--- Start WORKING DATA ---
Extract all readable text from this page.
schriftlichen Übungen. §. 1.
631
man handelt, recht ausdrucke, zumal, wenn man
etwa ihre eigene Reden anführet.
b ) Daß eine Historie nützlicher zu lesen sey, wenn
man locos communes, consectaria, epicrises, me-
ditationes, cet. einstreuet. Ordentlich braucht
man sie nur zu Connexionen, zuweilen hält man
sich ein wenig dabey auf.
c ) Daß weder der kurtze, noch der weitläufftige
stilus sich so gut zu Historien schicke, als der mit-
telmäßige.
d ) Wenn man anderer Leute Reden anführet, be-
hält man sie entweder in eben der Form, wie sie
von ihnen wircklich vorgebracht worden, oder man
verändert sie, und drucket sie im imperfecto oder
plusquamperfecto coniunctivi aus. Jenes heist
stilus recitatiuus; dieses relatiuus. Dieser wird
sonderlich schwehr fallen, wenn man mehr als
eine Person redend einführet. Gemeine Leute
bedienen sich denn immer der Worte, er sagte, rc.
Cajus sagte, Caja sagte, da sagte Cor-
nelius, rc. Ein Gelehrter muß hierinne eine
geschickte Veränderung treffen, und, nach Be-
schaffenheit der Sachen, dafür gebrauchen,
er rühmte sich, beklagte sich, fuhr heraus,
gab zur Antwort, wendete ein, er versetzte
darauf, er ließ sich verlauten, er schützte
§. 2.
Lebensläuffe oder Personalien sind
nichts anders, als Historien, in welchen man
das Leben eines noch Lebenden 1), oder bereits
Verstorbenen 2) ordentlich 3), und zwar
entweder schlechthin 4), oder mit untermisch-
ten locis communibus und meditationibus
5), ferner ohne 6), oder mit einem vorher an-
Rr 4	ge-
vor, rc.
--- End WORKING DATA ---
**TASK STATEMENT**:
Show all lines in the entries above where the word "oder" appears.

**TASK SOLUTION**:
von ihnen wircklich vorgebracht worden, oder man
verändert sie, und drucket sie im imperfecto oder
Lebensläuffe oder Personalien sind
das Leben eines noch Lebenden 1), oder bereits
entweder schlechthin 4), oder mit untermisch-
5), ferner ohne 6), oder mit einem vorher an-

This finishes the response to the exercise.